**Required work:**
Extract the complete listing and output it unchanged.

**Exercise inputs:**

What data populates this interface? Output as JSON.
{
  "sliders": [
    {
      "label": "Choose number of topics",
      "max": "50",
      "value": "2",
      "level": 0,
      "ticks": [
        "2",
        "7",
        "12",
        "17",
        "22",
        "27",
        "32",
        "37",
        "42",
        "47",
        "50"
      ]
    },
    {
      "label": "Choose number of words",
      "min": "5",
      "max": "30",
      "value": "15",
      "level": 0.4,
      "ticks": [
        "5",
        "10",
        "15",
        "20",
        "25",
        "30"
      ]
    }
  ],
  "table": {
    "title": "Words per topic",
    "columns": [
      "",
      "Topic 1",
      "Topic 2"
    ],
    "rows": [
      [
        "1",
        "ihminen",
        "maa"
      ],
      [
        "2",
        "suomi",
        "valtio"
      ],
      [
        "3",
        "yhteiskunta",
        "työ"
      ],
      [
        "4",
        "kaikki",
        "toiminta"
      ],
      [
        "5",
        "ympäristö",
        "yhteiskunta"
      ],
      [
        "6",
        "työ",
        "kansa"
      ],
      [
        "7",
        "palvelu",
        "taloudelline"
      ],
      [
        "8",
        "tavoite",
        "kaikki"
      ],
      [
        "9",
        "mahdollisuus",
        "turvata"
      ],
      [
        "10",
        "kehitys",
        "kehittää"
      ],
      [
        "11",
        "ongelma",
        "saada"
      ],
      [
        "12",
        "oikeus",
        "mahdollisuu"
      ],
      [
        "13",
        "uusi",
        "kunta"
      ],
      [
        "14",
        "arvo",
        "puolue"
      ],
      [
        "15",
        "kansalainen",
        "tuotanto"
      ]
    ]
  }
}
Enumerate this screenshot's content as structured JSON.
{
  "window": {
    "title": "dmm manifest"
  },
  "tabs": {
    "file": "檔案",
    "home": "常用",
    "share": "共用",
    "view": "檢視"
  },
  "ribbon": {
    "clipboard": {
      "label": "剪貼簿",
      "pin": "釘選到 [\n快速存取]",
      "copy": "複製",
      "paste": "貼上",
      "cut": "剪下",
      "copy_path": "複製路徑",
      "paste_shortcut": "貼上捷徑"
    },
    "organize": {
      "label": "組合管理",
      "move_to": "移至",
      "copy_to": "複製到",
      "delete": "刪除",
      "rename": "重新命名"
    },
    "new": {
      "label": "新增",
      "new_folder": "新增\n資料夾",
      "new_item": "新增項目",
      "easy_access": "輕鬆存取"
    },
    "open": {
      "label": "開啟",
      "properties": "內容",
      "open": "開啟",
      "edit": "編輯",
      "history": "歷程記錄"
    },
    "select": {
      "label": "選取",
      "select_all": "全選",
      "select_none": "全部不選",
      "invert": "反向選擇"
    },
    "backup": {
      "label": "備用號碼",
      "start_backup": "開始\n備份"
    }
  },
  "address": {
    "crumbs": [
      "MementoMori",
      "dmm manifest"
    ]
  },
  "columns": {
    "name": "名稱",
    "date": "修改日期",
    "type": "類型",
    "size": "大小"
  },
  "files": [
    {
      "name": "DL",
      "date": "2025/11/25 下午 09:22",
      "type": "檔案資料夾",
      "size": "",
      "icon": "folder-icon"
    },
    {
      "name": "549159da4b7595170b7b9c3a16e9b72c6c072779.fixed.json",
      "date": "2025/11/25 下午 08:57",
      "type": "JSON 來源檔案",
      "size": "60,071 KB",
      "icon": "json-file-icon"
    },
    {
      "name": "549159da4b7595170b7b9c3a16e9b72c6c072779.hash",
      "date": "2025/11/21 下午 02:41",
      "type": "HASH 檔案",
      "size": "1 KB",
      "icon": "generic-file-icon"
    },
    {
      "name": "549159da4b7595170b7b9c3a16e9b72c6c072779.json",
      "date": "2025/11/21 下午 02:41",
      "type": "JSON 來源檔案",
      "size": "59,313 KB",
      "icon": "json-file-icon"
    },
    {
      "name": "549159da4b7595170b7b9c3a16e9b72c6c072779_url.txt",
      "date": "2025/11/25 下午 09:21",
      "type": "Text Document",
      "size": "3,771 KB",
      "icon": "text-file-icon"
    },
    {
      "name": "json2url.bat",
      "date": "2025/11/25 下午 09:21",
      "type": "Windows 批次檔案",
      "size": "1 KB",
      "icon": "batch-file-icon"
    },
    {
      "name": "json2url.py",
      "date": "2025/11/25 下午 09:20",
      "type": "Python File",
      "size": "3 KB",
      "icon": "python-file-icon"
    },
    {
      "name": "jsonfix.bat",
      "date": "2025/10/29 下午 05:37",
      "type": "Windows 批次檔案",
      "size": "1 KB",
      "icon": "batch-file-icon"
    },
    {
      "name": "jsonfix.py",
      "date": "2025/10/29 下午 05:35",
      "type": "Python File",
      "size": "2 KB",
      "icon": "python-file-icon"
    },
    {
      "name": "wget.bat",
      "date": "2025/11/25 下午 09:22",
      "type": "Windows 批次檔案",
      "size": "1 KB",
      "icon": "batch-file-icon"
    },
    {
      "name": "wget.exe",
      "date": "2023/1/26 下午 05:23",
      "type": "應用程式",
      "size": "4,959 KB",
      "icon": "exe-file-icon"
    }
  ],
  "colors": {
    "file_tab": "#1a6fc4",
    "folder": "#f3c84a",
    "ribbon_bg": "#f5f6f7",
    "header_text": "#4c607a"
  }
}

**Task answer:**
What data populates this interface? Output as JSON.
{
  "sliders": [
    {
      "label": "Choose number of topics",
      "max": "50",
      "value": "2",
      "level": 0,
      "ticks": [
        "2",
        "7",
        "12",
        "17",
        "22",
        "27",
        "32",
        "37",
        "42",
        "47",
        "50"
      ]
    },
    {
      "label": "Choose number of words",
      "min": "5",
      "max": "30",
      "value": "15",
      "level": 0.4,
      "ticks": [
        "5",
        "10",
        "15",
        "20",
        "25",
        "30"
      ]
    }
  ],
  "table": {
    "title": "Words per topic",
    "columns": [
      "",
      "Topic 1",
      "Topic 2"
    ],
    "rows": [
      [
        "1",
        "ihminen",
        "maa"
      ],
      [
        "2",
        "suomi",
        "valtio"
      ],
      [
        "3",
        "yhteiskunta",
        "työ"
      ],
      [
        "4",
        "kaikki",
        "toiminta"
      ],
      [
        "5",
        "ympäristö",
        "yhteiskunta"
      ],
      [
        "6",
        "työ",
        "kansa"
      ],
      [
        "7",
        "palvelu",
        "taloudelline"
      ],
      [
        "8",
        "tavoite",
        "kaikki"
      ],
      [
        "9",
        "mahdollisuus",
        "turvata"
      ],
      [
        "10",
        "kehitys",
        "kehittää"
      ],
      [
        "11",
        "ongelma",
        "saada"
      ],
      [
        "12",
        "oikeus",
        "mahdollisuu"
      ],
      [
        "13",
        "uusi",
        "kunta"
      ],
      [
        "14",
        "arvo",
        "puolue"
      ],
      [
        "15",
        "kansalainen",
        "tuotanto"
      ]
    ]
  }
}
Enumerate this screenshot's content as structured JSON.
{
  "window": {
    "title": "dmm manifest"
  },
  "tabs": {
    "file": "檔案",
    "home": "常用",
    "share": "共用",
    "view": "檢視"
  },
  "ribbon": {
    "clipboard": {
      "label": "剪貼簿",
      "pin": "釘選到 [\n快速存取]",
      "copy": "複製",
      "paste": "貼上",
      "cut": "剪下",
      "copy_path": "複製路徑",
      "paste_shortcut": "貼上捷徑"
    },
    "organize": {
      "label": "組合管理",
      "move_to": "移至",
      "copy_to": "複製到",
      "delete": "刪除",
      "rename": "重新命名"
    },
    "new": {
      "label": "新增",
      "new_folder": "新增\n資料夾",
      "new_item": "新增項目",
      "easy_access": "輕鬆存取"
    },
    "open": {
      "label": "開啟",
      "properties": "內容",
      "open": "開啟",
      "edit": "編輯",
      "history": "歷程記錄"
    },
    "select": {
      "label": "選取",
      "select_all": "全選",
      "select_none": "全部不選",
      "invert": "反向選擇"
    },
    "backup": {
      "label": "備用號碼",
      "start_backup": "開始\n備份"
    }
  },
  "address": {
    "crumbs": [
      "MementoMori",
      "dmm manifest"
    ]
  },
  "columns": {
    "name": "名稱",
    "date": "修改日期",
    "type": "類型",
    "size": "大小"
  },
  "files": [
    {
      "name": "DL",
      "date": "2025/11/25 下午 09:22",
      "type": "檔案資料夾",
      "size": "",
      "icon": "folder-icon"
    },
    {
      "name": "549159da4b7595170b7b9c3a16e9b72c6c072779.fixed.json",
      "date": "2025/11/25 下午 08:57",
      "type": "JSON 來源檔案",
      "size": "60,071 KB",
      "icon": "json-file-icon"
    },
    {
      "name": "549159da4b7595170b7b9c3a16e9b72c6c072779.hash",
      "date": "2025/11/21 下午 02:41",
      "type": "HASH 檔案",
      "size": "1 KB",
      "icon": "generic-file-icon"
    },
    {
      "name": "549159da4b7595170b7b9c3a16e9b72c6c072779.json",
      "date": "2025/11/21 下午 02:41",
      "type": "JSON 來源檔案",
      "size": "59,313 KB",
      "icon": "json-file-icon"
    },
    {
      "name": "549159da4b7595170b7b9c3a16e9b72c6c072779_url.txt",
      "date": "2025/11/25 下午 09:21",
      "type": "Text Document",
      "size": "3,771 KB",
      "icon": "text-file-icon"
    },
    {
      "name": "json2url.bat",
      "date": "2025/11/25 下午 09:21",
      "type": "Windows 批次檔案",
      "size": "1 KB",
      "icon": "batch-file-icon"
    },
    {
      "name": "json2url.py",
      "date": "2025/11/25 下午 09:20",
      "type": "Python File",
      "size": "3 KB",
      "icon": "python-file-icon"
    },
    {
      "name": "jsonfix.bat",
      "date": "2025/10/29 下午 05:37",
      "type": "Windows 批次檔案",
      "size": "1 KB",
      "icon": "batch-file-icon"
    },
    {
      "name": "jsonfix.py",
      "date": "2025/10/29 下午 05:35",
      "type": "Python File",
      "size": "2 KB",
      "icon": "python-file-icon"
    },
    {
      "name": "wget.bat",
      "date": "2025/11/25 下午 09:22",
      "type": "Windows 批次檔案",
      "size": "1 KB",
      "icon": "batch-file-icon"
    },
    {
      "name": "wget.exe",
      "date": "2023/1/26 下午 05:23",
      "type": "應用程式",
      "size": "4,959 KB",
      "icon": "exe-file-icon"
    }
  ],
  "colors": {
    "file_tab": "#1a6fc4",
    "folder": "#f3c84a",
    "ribbon_bg": "#f5f6f7",
    "header_text": "#4c607a"
  }
}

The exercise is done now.